"""

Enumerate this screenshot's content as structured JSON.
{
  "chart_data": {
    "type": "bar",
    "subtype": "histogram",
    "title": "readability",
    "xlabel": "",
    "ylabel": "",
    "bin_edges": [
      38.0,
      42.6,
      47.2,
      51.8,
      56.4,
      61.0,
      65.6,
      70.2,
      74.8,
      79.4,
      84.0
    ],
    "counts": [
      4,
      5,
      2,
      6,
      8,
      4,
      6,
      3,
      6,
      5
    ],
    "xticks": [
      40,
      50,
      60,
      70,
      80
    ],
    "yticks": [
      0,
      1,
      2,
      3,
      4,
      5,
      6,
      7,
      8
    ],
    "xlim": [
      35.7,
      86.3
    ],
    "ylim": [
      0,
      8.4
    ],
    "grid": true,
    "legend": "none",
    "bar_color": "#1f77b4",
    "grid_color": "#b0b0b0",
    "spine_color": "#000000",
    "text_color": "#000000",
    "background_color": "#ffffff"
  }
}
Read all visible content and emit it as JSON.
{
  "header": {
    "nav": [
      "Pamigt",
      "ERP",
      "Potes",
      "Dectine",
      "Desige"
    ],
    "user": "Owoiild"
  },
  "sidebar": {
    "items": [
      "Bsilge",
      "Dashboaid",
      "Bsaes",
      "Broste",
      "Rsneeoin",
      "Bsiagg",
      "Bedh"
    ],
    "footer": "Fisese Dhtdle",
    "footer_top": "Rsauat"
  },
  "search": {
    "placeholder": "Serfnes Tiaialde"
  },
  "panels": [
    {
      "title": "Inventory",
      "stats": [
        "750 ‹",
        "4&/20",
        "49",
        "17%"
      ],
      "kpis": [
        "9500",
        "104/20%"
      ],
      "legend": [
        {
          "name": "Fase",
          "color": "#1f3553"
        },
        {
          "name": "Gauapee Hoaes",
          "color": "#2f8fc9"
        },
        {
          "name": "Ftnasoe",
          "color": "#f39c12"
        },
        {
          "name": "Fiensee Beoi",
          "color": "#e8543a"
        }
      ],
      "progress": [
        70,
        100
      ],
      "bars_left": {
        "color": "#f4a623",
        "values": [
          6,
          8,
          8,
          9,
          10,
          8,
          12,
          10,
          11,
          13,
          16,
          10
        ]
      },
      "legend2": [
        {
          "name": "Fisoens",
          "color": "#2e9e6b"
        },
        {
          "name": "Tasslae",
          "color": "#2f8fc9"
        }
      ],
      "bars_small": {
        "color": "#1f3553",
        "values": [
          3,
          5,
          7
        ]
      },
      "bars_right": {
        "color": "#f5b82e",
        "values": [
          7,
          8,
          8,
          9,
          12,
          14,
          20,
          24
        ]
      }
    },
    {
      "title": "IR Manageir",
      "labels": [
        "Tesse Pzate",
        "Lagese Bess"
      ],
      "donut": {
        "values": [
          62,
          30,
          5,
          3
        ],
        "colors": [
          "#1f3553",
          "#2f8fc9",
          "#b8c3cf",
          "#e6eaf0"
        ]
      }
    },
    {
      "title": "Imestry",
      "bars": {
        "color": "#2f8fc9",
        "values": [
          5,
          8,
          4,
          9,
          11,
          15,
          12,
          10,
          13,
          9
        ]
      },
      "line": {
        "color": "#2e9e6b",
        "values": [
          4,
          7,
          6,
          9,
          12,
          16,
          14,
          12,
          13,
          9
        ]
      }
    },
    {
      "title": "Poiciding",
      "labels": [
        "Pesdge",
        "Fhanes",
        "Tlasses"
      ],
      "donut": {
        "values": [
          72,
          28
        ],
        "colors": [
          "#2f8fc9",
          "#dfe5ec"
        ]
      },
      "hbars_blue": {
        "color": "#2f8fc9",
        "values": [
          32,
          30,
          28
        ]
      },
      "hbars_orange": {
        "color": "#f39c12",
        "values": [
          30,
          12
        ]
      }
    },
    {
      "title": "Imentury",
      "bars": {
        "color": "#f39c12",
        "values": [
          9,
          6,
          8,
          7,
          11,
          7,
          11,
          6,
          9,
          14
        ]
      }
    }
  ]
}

"""

Your objective -
Word for word, restate all of the data shown above.

Complete answer -
Enumerate this screenshot's content as structured JSON.
{
  "chart_data": {
    "type": "bar",
    "subtype": "histogram",
    "title": "readability",
    "xlabel": "",
    "ylabel": "",
    "bin_edges": [
      38.0,
      42.6,
      47.2,
      51.8,
      56.4,
      61.0,
      65.6,
      70.2,
      74.8,
      79.4,
      84.0
    ],
    "counts": [
      4,
      5,
      2,
      6,
      8,
      4,
      6,
      3,
      6,
      5
    ],
    "xticks": [
      40,
      50,
      60,
      70,
      80
    ],
    "yticks": [
      0,
      1,
      2,
      3,
      4,
      5,
      6,
      7,
      8
    ],
    "xlim": [
      35.7,
      86.3
    ],
    "ylim": [
      0,
      8.4
    ],
    "grid": true,
    "legend": "none",
    "bar_color": "#1f77b4",
    "grid_color": "#b0b0b0",
    "spine_color": "#000000",
    "text_color": "#000000",
    "background_color": "#ffffff"
  }
}
Read all visible content and emit it as JSON.
{
  "header": {
    "nav": [
      "Pamigt",
      "ERP",
      "Potes",
      "Dectine",
      "Desige"
    ],
    "user": "Owoiild"
  },
  "sidebar": {
    "items": [
      "Bsilge",
      "Dashboaid",
      "Bsaes",
      "Broste",
      "Rsneeoin",
      "Bsiagg",
      "Bedh"
    ],
    "footer": "Fisese Dhtdle",
    "footer_top": "Rsauat"
  },
  "search": {
    "placeholder": "Serfnes Tiaialde"
  },
  "panels": [
    {
      "title": "Inventory",
      "stats": [
        "750 ‹",
        "4&/20",
        "49",
        "17%"
      ],
      "kpis": [
        "9500",
        "104/20%"
      ],
      "legend": [
        {
          "name": "Fase",
          "color": "#1f3553"
        },
        {
          "name": "Gauapee Hoaes",
          "color": "#2f8fc9"
        },
        {
          "name": "Ftnasoe",
          "color": "#f39c12"
        },
        {
          "name": "Fiensee Beoi",
          "color": "#e8543a"
        }
      ],
      "progress": [
        70,
        100
      ],
      "bars_left": {
        "color": "#f4a623",
        "values": [
          6,
          8,
          8,
          9,
          10,
          8,
          12,
          10,
          11,
          13,
          16,
          10
        ]
      },
      "legend2": [
        {
          "name": "Fisoens",
          "color": "#2e9e6b"
        },
        {
          "name": "Tasslae",
          "color": "#2f8fc9"
        }
      ],
      "bars_small": {
        "color": "#1f3553",
        "values": [
          3,
          5,
          7
        ]
      },
      "bars_right": {
        "color": "#f5b82e",
        "values": [
          7,
          8,
          8,
          9,
          12,
          14,
          20,
          24
        ]
      }
    },
    {
      "title": "IR Manageir",
      "labels": [
        "Tesse Pzate",
        "Lagese Bess"
      ],
      "donut": {
        "values": [
          62,
          30,
          5,
          3
        ],
        "colors": [
          "#1f3553",
          "#2f8fc9",
          "#b8c3cf",
          "#e6eaf0"
        ]
      }
    },
    {
      "title": "Imestry",
      "bars": {
        "color": "#2f8fc9",
        "values": [
          5,
          8,
          4,
          9,
          11,
          15,
          12,
          10,
          13,
          9
        ]
      },
      "line": {
        "color": "#2e9e6b",
        "values": [
          4,
          7,
          6,
          9,
          12,
          16,
          14,
          12,
          13,
          9
        ]
      }
    },
    {
      "title": "Poiciding",
      "labels": [
        "Pesdge",
        "Fhanes",
        "Tlasses"
      ],
      "donut": {
        "values": [
          72,
          28
        ],
        "colors": [
          "#2f8fc9",
          "#dfe5ec"
        ]
      },
      "hbars_blue": {
        "color": "#2f8fc9",
        "values": [
          32,
          30,
          28
        ]
      },
      "hbars_orange": {
        "color": "#f39c12",
        "values": [
          30,
          12
        ]
      }
    },
    {
      "title": "Imentury",
      "bars": {
        "color": "#f39c12",
        "values": [
          9,
          6,
          8,
          7,
          11,
          7,
          11,
          6,
          9,
          14
        ]
      }
    }
  ]
}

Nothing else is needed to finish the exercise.